Dataset extract

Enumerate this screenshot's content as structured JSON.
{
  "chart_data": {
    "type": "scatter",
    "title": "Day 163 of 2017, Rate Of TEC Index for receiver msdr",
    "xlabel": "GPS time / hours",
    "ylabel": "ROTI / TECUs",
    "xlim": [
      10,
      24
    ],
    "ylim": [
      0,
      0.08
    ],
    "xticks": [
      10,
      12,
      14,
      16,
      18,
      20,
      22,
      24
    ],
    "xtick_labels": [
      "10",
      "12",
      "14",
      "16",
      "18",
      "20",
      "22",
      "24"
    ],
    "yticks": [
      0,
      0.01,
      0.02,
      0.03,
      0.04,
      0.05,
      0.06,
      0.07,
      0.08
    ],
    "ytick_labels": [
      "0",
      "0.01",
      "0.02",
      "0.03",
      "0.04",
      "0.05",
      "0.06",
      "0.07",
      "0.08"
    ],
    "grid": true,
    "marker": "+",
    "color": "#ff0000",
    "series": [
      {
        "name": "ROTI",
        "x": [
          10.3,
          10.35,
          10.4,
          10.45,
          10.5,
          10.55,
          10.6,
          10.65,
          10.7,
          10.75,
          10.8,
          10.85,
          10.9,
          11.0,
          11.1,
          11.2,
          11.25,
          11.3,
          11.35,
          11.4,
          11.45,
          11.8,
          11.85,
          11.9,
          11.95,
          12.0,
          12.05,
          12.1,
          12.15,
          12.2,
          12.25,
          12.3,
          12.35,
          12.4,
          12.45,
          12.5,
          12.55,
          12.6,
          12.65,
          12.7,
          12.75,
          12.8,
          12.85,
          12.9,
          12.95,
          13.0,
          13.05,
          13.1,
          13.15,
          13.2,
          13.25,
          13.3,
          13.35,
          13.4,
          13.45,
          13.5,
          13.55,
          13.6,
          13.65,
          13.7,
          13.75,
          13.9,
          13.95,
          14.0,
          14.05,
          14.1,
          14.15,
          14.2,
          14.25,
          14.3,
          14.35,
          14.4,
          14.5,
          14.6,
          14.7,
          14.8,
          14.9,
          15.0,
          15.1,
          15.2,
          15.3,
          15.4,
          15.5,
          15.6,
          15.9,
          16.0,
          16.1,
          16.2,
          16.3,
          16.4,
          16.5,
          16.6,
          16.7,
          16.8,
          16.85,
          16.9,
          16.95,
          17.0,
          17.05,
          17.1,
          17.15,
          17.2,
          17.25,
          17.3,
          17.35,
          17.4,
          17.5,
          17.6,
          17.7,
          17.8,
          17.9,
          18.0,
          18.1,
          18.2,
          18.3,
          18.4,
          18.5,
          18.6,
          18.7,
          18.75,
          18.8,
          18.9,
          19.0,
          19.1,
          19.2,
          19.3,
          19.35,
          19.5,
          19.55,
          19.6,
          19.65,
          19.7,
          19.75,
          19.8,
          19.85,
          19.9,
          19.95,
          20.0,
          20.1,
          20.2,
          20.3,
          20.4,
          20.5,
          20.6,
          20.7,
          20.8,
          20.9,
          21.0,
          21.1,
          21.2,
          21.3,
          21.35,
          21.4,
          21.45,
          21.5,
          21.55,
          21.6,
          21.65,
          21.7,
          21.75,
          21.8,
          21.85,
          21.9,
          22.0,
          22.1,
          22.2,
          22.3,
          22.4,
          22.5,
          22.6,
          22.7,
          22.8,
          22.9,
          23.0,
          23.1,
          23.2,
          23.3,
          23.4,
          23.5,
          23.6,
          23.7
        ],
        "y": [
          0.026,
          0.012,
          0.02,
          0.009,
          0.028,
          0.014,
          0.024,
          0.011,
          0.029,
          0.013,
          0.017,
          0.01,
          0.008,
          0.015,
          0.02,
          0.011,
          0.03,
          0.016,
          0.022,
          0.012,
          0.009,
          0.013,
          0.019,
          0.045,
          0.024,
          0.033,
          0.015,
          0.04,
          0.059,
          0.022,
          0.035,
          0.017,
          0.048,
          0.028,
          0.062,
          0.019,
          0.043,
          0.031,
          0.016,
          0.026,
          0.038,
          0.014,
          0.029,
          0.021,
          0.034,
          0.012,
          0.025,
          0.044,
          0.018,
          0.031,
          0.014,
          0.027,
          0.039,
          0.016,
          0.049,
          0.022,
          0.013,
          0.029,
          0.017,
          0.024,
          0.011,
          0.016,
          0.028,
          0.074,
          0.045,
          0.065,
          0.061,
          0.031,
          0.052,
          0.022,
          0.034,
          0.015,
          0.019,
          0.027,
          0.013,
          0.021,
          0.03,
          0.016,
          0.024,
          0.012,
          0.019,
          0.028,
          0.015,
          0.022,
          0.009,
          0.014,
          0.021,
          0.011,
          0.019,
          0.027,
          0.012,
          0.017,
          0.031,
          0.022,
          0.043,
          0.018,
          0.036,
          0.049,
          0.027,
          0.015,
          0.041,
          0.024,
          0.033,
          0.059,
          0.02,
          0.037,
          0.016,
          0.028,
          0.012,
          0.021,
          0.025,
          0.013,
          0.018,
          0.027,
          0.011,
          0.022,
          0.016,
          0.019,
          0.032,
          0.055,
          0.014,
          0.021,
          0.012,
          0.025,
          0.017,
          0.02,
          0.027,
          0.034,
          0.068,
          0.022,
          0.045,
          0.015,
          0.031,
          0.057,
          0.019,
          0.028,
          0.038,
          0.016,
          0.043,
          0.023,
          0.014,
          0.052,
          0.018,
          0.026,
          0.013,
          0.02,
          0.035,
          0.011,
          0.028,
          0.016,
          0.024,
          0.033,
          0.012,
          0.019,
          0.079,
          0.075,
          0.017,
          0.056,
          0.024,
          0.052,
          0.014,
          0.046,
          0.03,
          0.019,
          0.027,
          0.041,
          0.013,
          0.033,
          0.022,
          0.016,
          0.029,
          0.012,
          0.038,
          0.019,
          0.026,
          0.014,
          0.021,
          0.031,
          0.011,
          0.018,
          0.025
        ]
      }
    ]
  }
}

Exercise requirements
Give all of the entries again, word for word.

Final result
Enumerate this screenshot's content as structured JSON.
{
  "chart_data": {
    "type": "scatter",
    "title": "Day 163 of 2017, Rate Of TEC Index for receiver msdr",
    "xlabel": "GPS time / hours",
    "ylabel": "ROTI / TECUs",
    "xlim": [
      10,
      24
    ],
    "ylim": [
      0,
      0.08
    ],
    "xticks": [
      10,
      12,
      14,
      16,
      18,
      20,
      22,
      24
    ],
    "xtick_labels": [
      "10",
      "12",
      "14",
      "16",
      "18",
      "20",
      "22",
      "24"
    ],
    "yticks": [
      0,
      0.01,
      0.02,
      0.03,
      0.04,
      0.05,
      0.06,
      0.07,
      0.08
    ],
    "ytick_labels": [
      "0",
      "0.01",
      "0.02",
      "0.03",
      "0.04",
      "0.05",
      "0.06",
      "0.07",
      "0.08"
    ],
    "grid": true,
    "marker": "+",
    "color": "#ff0000",
    "series": [
      {
        "name": "ROTI",
        "x": [
          10.3,
          10.35,
          10.4,
          10.45,
          10.5,
          10.55,
          10.6,
          10.65,
          10.7,
          10.75,
          10.8,
          10.85,
          10.9,
          11.0,
          11.1,
          11.2,
          11.25,
          11.3,
          11.35,
          11.4,
          11.45,
          11.8,
          11.85,
          11.9,
          11.95,
          12.0,
          12.05,
          12.1,
          12.15,
          12.2,
          12.25,
          12.3,
          12.35,
          12.4,
          12.45,
          12.5,
          12.55,
          12.6,
          12.65,
          12.7,
          12.75,
          12.8,
          12.85,
          12.9,
          12.95,
          13.0,
          13.05,
          13.1,
          13.15,
          13.2,
          13.25,
          13.3,
          13.35,
          13.4,
          13.45,
          13.5,
          13.55,
          13.6,
          13.65,
          13.7,
          13.75,
          13.9,
          13.95,
          14.0,
          14.05,
          14.1,
          14.15,
          14.2,
          14.25,
          14.3,
          14.35,
          14.4,
          14.5,
          14.6,
          14.7,
          14.8,
          14.9,
          15.0,
          15.1,
          15.2,
          15.3,
          15.4,
          15.5,
          15.6,
          15.9,
          16.0,
          16.1,
          16.2,
          16.3,
          16.4,
          16.5,
          16.6,
          16.7,
          16.8,
          16.85,
          16.9,
          16.95,
          17.0,
          17.05,
          17.1,
          17.15,
          17.2,
          17.25,
          17.3,
          17.35,
          17.4,
          17.5,
          17.6,
          17.7,
          17.8,
          17.9,
          18.0,
          18.1,
          18.2,
          18.3,
          18.4,
          18.5,
          18.6,
          18.7,
          18.75,
          18.8,
          18.9,
          19.0,
          19.1,
          19.2,
          19.3,
          19.35,
          19.5,
          19.55,
          19.6,
          19.65,
          19.7,
          19.75,
          19.8,
          19.85,
          19.9,
          19.95,
          20.0,
          20.1,
          20.2,
          20.3,
          20.4,
          20.5,
          20.6,
          20.7,
          20.8,
          20.9,
          21.0,
          21.1,
          21.2,
          21.3,
          21.35,
          21.4,
          21.45,
          21.5,
          21.55,
          21.6,
          21.65,
          21.7,
          21.75,
          21.8,
          21.85,
          21.9,
          22.0,
          22.1,
          22.2,
          22.3,
          22.4,
          22.5,
          22.6,
          22.7,
          22.8,
          22.9,
          23.0,
          23.1,
          23.2,
          23.3,
          23.4,
          23.5,
          23.6,
          23.7
        ],
        "y": [
          0.026,
          0.012,
          0.02,
          0.009,
          0.028,
          0.014,
          0.024,
          0.011,
          0.029,
          0.013,
          0.017,
          0.01,
          0.008,
          0.015,
          0.02,
          0.011,
          0.03,
          0.016,
          0.022,
          0.012,
          0.009,
          0.013,
          0.019,
          0.045,
          0.024,
          0.033,
          0.015,
          0.04,
          0.059,
          0.022,
          0.035,
          0.017,
          0.048,
          0.028,
          0.062,
          0.019,
          0.043,
          0.031,
          0.016,
          0.026,
          0.038,
          0.014,
          0.029,
          0.021,
          0.034,
          0.012,
          0.025,
          0.044,
          0.018,
          0.031,
          0.014,
          0.027,
          0.039,
          0.016,
          0.049,
          0.022,
          0.013,
          0.029,
          0.017,
          0.024,
          0.011,
          0.016,
          0.028,
          0.074,
          0.045,
          0.065,
          0.061,
          0.031,
          0.052,
          0.022,
          0.034,
          0.015,
          0.019,
          0.027,
          0.013,
          0.021,
          0.03,
          0.016,
          0.024,
          0.012,
          0.019,
          0.028,
          0.015,
          0.022,
          0.009,
          0.014,
          0.021,
          0.011,
          0.019,
          0.027,
          0.012,
          0.017,
          0.031,
          0.022,
          0.043,
          0.018,
          0.036,
          0.049,
          0.027,
          0.015,
          0.041,
          0.024,
          0.033,
          0.059,
          0.02,
          0.037,
          0.016,
          0.028,
          0.012,
          0.021,
          0.025,
          0.013,
          0.018,
          0.027,
          0.011,
          0.022,
          0.016,
          0.019,
          0.032,
          0.055,
          0.014,
          0.021,
          0.012,
          0.025,
          0.017,
          0.02,
          0.027,
          0.034,
          0.068,
          0.022,
          0.045,
          0.015,
          0.031,
          0.057,
          0.019,
          0.028,
          0.038,
          0.016,
          0.043,
          0.023,
          0.014,
          0.052,
          0.018,
          0.026,
          0.013,
          0.02,
          0.035,
          0.011,
          0.028,
          0.016,
          0.024,
          0.033,
          0.012,
          0.019,
          0.079,
          0.075,
          0.017,
          0.056,
          0.024,
          0.052,
          0.014,
          0.046,
          0.03,
          0.019,
          0.027,
          0.041,
          0.013,
          0.033,
          0.022,
          0.016,
          0.029,
          0.012,
          0.038,
          0.019,
          0.026,
          0.014,
          0.021,
          0.031,
          0.011,
          0.018,
          0.025
        ]
      }
    ]
  }
}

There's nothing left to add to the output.